**ACTIONS TO TAKE**
**A.** Retype the stretch of the schedule-editing excerpt from "There are buttons" through "is actually made.".
**B.** According to the schedule-editing excerpt, what does the Everything button do when in selective mode?
**C.** Decide whether each statement agrees with the schedule-editing excerpt: (i) the bulk-modified schedule must be saved as a preset before it can be uploaded to the Evotouch; (ii) choosing the Selective button dims all the setpoints in the grid; (iii) tapping an already-selected cell deselects it. Answer yes or no for each, quoting the deciding words.

**DOCUMENT EXCERPT**
There are buttons for ± 10 minutes and buttons to assign ± 0.5° which apply to a whole week's worth of switchpoints at once. The bulk-modified schedule can be immediately uploaded to your Evotouch without first saving it as a preset, or just saved as an ABC entry for that zone. These buttons are only activated when an edit is actually made.
To drill down and cherry-pick particular setpoints to be modified, we have the Selective button which, when chosen, dims all the setpoints in the grid, ready to be selected by tipping on them. Only selected cells react to subsequent presses of the ± 10 min and ± 0.5° buttons. When in selective mode, two new buttons are shown — Unselect All can be used as a shortcut to deselecting the whole grid, while Everything does the opposite and selects all cells. Otherwise, tapping an already-selected cell deselects it again individually.

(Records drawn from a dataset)
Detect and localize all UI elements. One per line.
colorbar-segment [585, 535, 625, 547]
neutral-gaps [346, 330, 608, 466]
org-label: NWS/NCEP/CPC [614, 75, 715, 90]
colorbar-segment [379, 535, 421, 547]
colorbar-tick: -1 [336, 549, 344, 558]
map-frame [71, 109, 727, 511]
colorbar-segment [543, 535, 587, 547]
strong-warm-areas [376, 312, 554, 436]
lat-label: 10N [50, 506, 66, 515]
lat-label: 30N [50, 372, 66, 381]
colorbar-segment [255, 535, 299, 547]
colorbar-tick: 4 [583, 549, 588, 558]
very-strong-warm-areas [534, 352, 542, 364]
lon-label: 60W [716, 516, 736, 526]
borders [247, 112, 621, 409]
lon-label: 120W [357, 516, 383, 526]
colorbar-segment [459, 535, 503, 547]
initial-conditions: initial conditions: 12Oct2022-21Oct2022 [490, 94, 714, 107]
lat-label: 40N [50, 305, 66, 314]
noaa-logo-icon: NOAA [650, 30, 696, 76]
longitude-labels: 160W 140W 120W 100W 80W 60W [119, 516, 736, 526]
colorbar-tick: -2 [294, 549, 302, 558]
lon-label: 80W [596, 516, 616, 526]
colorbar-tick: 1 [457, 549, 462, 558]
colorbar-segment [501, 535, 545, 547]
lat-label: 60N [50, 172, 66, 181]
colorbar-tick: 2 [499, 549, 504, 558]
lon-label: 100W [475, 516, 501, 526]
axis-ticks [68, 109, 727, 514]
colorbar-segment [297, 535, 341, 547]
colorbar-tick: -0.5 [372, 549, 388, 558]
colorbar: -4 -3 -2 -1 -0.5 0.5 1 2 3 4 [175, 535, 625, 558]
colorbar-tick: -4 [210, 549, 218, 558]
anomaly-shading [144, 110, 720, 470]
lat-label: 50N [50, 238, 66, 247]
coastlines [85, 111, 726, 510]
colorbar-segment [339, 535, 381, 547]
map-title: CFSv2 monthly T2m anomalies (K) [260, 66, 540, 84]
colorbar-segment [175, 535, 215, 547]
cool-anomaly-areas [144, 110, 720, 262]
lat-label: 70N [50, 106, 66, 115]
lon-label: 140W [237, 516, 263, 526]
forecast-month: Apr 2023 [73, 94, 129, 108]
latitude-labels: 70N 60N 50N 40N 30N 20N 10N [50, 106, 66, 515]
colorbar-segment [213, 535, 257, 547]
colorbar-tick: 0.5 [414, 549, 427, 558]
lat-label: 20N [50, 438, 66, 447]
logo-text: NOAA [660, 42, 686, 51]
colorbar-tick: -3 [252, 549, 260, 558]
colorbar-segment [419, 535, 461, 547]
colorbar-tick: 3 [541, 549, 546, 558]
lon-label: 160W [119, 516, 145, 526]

**RESULTS**
**A.**
There are buttons for ± 10 minutes and buttons to assign ± 0.5° which apply to a whole week's worth of switchpoints at once. The bulk-modified schedule can be immediately uploaded to your Evotouch without first saving it as a preset, or just saved as an ABC entry for that zone. These buttons are only activated when an edit is actually made.

**B.** It selects all cells.

**C.**
(i) No: "can be immediately uploaded to your Evotouch without first saving it as a preset"
(ii) Yes: "dims all the setpoints in the grid"
(iii) Yes: "tapping an already-selected cell deselects it again individually"